### TASK
Below are records; state how many of their lines hold the word "PLACED", and give only the figure.

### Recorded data

--------------------------------------------------

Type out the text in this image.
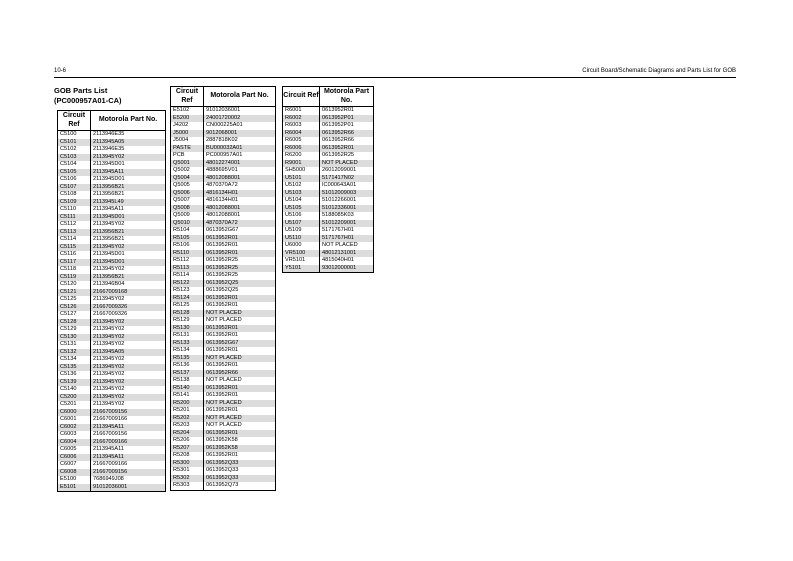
10-6	Circuit Board/Schematic Diagrams and Parts List for GOB
GOB Parts List
(PC000957A01-CA)
Circuit Ref	Motorola Part No.
C5100	2113946E35
C5101	2113945A05
C5102	2113946E35
C5103	2113945Y02
C5104	2113945D01
C5105	2113945A11
C5106	2113945D01
C5107	2113956B21
C5108	2113956B21
C5109	2113945L49
C5110	2113945A11
C5111	2113945D01
C5112	2113945Y02
C5113	2113956B21
C5114	2113956B21
C5115	2113945Y02
C5116	2113945D01
C5117	2113945D01
C5118	2113945Y02
C5119	2113956B21
C5120	2113946B04
C5121	21667009168
C5125	2113945Y02
C5126	21667009326
C5127	21667009326
C5128	2113945Y02
C5129	2113945Y02
C5130	2113945Y02
C5131	2113945Y02
C5132	2113945A05
C5134	2113945Y02
C5135	2113945Y02
C5136	2113945Y02
C5139	2113945Y02
C5140	2113945Y02
C5200	2113945Y02
C5201	2113945Y02
C6000	21667009156
C6001	21667009166
C6002	2113945A11
C6003	21667009156
C6004	21667009166
C6005	2113945A11
C6006	2113945A11
C6007	21667009166
C6008	21667009156
E5100	7686949J08
E5101	91012036001
Circuit Ref	Motorola Part No.
E5102	91012036001
E5200	24001720002
J4202	CN000225A01
J5000	9012068001
J5004	2887818K02
PASTE	BU000032A01
PCB	PC000957A01
Q5001	48012274001
Q5002	4888695V01
Q5004	48012088001
Q5005	4870370A72
Q5006	4816134H01
Q5007	4816134H01
Q5008	48012088001
Q5009	48012088001
Q5010	4870370A72
R5104	0613952G67
R5105	0613952R01
R5106	0613952R01
R5110	0613952R01
R5112	0613952R25
R5113	0613952R25
R5114	0613952R25
R5122	0613952Q25
R5123	0613952Q25
R5124	0613952R01
R5125	0613952R01
R5128	NOT PLACED
R5129	NOT PLACED
R5130	0613952R01
R5131	0613952R01
R5133	0613952G67
R5134	0613952R01
R5135	NOT PLACED
R5136	0613952R01
R5137	0613952R66
R5138	NOT PLACED
R5140	0613952R01
R5141	0613952R01
R5200	NOT PLACED
R5201	0613952R01
R5202	NOT PLACED
R5203	NOT PLACED
R5204	0613952R01
R5206	0613952K58
R5207	0613952K58
R5208	0613952R01
R5300	0613952Q33
R5301	0613952Q33
R5302	0613952Q33
R5303	0613952Q73
Circuit Ref	Motorola Part No.
R6001	0613952R01
R6002	0613952P01
R6003	0613952P01
R6004	0613952R66
R6005	0613952R66
R6006	0613952R01
R6200	0613952R25
R9001	NOT PLACED
SH5000	26012099001
U5101	5171417N02
U5102	IC000643A01
U5103	51012009003
U5104	51012266001
U5105	51012336001
U5106	5188085K03
U5107	51012209001
U5109	5171767H01
U5110	5171767H01
U6000	NOT PLACED
VR5100	48012131001
VR5101	4815040H01
Y5101	93012000001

--------------------------------------------------

### OUTPUT OF THE EXERCISE
9